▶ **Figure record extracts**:
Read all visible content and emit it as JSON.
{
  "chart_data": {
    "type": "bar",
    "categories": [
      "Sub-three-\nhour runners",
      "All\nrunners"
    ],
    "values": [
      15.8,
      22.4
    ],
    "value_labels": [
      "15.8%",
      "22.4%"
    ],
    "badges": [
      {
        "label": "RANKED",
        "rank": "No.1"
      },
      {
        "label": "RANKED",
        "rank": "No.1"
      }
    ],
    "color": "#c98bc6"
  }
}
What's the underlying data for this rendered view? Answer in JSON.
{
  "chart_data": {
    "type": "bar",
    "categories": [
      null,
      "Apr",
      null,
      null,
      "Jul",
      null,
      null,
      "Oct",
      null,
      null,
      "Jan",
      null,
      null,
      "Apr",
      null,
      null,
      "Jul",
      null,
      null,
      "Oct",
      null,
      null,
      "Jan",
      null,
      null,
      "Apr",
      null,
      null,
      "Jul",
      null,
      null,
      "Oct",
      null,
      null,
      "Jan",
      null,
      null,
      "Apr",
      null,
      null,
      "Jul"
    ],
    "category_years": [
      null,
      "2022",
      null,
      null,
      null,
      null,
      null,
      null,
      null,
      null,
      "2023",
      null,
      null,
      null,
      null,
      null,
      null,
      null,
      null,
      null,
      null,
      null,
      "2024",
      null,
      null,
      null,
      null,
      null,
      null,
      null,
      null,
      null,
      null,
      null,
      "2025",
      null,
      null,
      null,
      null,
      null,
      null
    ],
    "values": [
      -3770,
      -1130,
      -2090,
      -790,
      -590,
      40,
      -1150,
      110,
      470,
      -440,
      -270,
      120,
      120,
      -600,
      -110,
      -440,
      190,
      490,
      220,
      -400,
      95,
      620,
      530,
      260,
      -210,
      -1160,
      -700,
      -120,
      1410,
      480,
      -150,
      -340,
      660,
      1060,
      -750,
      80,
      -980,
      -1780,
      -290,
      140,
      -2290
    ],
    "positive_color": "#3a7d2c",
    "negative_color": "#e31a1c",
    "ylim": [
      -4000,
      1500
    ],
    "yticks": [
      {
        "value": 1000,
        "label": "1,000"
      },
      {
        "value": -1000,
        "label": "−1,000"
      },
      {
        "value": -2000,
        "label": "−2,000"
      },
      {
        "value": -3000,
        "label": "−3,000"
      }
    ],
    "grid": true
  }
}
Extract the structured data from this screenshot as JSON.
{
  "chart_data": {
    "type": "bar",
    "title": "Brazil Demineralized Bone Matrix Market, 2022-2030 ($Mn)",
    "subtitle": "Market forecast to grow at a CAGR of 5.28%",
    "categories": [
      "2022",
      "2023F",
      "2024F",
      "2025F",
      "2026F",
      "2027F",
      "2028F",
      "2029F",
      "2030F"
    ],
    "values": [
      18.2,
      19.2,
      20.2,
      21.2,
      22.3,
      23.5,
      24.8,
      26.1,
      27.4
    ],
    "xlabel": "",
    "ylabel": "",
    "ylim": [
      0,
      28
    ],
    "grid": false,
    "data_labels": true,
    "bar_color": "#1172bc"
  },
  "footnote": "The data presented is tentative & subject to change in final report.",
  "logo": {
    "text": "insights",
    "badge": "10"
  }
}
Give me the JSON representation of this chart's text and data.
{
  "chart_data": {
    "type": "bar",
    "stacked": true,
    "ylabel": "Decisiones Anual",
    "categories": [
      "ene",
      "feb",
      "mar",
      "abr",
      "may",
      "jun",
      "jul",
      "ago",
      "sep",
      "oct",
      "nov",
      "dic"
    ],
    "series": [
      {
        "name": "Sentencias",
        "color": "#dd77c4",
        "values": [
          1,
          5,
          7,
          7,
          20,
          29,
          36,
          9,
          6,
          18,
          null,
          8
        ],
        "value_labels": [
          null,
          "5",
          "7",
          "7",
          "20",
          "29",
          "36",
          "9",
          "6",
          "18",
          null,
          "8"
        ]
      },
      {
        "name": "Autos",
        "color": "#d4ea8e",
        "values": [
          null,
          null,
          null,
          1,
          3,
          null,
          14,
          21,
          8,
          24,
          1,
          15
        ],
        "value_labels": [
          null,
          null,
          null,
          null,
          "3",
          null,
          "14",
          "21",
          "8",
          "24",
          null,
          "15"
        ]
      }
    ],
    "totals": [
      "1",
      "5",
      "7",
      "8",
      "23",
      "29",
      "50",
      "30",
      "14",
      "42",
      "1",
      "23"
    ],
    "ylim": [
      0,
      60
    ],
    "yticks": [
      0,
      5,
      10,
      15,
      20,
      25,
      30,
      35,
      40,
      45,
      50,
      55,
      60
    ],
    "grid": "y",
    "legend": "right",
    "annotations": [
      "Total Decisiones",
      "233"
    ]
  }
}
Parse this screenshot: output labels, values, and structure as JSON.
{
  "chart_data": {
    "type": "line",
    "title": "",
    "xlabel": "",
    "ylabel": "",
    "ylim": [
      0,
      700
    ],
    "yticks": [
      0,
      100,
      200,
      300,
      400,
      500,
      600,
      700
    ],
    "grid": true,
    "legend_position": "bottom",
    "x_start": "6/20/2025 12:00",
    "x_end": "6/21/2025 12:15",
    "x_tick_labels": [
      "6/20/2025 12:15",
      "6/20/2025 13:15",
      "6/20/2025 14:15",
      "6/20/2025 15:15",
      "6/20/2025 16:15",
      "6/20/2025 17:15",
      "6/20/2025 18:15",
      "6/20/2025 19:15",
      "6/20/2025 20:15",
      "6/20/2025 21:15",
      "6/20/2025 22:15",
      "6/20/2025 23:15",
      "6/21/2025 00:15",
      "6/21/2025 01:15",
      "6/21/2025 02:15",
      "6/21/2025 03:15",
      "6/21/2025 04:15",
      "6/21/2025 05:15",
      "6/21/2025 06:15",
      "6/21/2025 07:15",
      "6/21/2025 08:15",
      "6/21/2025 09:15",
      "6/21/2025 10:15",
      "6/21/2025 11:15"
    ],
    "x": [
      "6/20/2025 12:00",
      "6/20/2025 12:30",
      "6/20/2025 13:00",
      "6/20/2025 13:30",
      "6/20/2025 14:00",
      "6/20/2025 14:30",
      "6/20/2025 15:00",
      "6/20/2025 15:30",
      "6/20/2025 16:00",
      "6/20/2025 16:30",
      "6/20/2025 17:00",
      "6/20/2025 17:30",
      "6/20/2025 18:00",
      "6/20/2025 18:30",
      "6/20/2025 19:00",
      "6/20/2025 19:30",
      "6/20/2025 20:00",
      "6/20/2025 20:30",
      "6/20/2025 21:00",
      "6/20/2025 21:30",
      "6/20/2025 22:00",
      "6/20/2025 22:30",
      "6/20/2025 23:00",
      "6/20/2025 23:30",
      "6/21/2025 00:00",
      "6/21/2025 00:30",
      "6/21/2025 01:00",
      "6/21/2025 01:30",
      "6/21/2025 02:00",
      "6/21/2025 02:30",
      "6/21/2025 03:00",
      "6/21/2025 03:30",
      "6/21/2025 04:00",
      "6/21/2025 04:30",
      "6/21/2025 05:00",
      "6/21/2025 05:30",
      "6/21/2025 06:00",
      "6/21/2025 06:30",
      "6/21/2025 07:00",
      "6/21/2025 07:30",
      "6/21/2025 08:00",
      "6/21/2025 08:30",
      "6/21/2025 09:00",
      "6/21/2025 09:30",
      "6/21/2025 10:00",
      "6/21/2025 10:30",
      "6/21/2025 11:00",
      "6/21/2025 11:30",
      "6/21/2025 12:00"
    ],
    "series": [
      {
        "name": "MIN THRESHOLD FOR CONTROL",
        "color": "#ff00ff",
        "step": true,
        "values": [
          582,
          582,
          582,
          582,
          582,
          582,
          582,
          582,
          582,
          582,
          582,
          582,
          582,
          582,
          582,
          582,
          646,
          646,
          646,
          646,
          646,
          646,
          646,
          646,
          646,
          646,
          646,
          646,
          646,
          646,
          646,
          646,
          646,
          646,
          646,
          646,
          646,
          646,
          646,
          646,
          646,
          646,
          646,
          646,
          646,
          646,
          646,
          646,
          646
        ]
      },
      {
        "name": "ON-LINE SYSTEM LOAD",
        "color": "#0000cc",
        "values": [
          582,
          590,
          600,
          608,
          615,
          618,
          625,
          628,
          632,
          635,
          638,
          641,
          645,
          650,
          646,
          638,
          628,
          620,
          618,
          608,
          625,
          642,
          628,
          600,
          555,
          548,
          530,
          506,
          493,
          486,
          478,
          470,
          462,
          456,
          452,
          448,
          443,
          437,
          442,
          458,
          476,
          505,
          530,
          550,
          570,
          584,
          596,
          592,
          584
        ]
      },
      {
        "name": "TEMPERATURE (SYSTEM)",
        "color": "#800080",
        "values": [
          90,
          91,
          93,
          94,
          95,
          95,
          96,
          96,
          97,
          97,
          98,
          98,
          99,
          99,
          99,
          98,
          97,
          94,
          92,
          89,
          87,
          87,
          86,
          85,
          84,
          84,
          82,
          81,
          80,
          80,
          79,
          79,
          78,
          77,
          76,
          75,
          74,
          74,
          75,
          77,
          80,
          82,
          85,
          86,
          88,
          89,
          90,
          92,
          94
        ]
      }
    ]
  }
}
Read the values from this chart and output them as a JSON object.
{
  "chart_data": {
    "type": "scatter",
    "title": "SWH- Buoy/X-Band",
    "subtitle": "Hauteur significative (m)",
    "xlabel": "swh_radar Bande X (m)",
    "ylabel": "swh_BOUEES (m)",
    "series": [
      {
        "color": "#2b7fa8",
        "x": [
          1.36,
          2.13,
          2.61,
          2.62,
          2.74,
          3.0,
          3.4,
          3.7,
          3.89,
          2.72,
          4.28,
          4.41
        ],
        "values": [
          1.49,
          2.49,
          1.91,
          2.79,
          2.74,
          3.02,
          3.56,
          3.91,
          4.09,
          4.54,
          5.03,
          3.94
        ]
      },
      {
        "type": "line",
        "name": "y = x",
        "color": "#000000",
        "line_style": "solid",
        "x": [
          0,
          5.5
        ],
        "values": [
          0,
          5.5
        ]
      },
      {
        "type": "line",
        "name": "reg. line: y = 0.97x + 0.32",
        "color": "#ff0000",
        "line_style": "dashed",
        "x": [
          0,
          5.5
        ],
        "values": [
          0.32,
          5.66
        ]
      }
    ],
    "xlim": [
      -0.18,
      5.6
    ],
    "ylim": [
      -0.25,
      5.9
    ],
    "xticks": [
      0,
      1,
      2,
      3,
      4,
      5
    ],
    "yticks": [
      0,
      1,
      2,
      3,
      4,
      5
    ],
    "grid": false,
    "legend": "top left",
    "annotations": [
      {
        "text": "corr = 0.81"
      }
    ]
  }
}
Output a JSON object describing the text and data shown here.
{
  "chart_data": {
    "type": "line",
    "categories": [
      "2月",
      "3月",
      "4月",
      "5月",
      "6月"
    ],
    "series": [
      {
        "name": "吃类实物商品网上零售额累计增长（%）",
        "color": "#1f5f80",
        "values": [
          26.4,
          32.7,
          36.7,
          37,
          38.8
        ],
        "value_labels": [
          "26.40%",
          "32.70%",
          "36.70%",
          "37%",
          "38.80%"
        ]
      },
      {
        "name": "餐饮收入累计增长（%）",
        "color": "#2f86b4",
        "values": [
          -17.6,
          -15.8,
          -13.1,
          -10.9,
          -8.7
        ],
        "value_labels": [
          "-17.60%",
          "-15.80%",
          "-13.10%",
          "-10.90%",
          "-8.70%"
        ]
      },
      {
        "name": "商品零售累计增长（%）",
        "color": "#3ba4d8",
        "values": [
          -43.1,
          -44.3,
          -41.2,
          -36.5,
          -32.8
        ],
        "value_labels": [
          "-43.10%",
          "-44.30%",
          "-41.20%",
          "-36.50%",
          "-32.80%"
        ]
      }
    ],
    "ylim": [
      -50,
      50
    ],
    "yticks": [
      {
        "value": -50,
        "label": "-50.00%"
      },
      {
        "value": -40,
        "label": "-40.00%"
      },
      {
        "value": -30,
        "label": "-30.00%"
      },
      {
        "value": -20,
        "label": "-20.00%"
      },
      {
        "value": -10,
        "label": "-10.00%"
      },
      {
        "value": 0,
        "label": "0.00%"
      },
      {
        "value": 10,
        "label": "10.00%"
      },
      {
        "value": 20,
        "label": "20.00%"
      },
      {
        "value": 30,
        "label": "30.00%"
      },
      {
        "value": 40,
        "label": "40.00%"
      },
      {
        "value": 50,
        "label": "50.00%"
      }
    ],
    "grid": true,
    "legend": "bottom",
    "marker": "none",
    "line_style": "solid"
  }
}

▶ **Written problem**: In the listing above, find the line containing "Output a JSON" and please quote exactly that line through the last one, and no other lines.

▶ **Finished exercise**:
Output a JSON object describing the text and data shown here.
{
  "chart_data": {
    "type": "line",
    "categories": [
      "2月",
      "3月",
      "4月",
      "5月",
      "6月"
    ],
    "series": [
      {
        "name": "吃类实物商品网上零售额累计增长（%）",
        "color": "#1f5f80",
        "values": [
          26.4,
          32.7,
          36.7,
          37,
          38.8
        ],
        "value_labels": [
          "26.40%",
          "32.70%",
          "36.70%",
          "37%",
          "38.80%"
        ]
      },
      {
        "name": "餐饮收入累计增长（%）",
        "color": "#2f86b4",
        "values": [
          -17.6,
          -15.8,
          -13.1,
          -10.9,
          -8.7
        ],
        "value_labels": [
          "-17.60%",
          "-15.80%",
          "-13.10%",
          "-10.90%",
          "-8.70%"
        ]
      },
      {
        "name": "商品零售累计增长（%）",
        "color": "#3ba4d8",
        "values": [
          -43.1,
          -44.3,
          -41.2,
          -36.5,
          -32.8
        ],
        "value_labels": [
          "-43.10%",
          "-44.30%",
          "-41.20%",
          "-36.50%",
          "-32.80%"
        ]
      }
    ],
    "ylim": [
      -50,
      50
    ],
    "yticks": [
      {
        "value": -50,
        "label": "-50.00%"
      },
      {
        "value": -40,
        "label": "-40.00%"
      },
      {
        "value": -30,
        "label": "-30.00%"
      },
      {
        "value": -20,
        "label": "-20.00%"
      },
      {
        "value": -10,
        "label": "-10.00%"
      },
      {
        "value": 0,
        "label": "0.00%"
      },
      {
        "value": 10,
        "label": "10.00%"
      },
      {
        "value": 20,
        "label": "20.00%"
      },
      {
        "value": 30,
        "label": "30.00%"
      },
      {
        "value": 40,
        "label": "40.00%"
      },
      {
        "value": 50,
        "label": "50.00%"
      }
    ],
    "grid": true,
    "legend": "bottom",
    "marker": "none",
    "line_style": "solid"
  }
}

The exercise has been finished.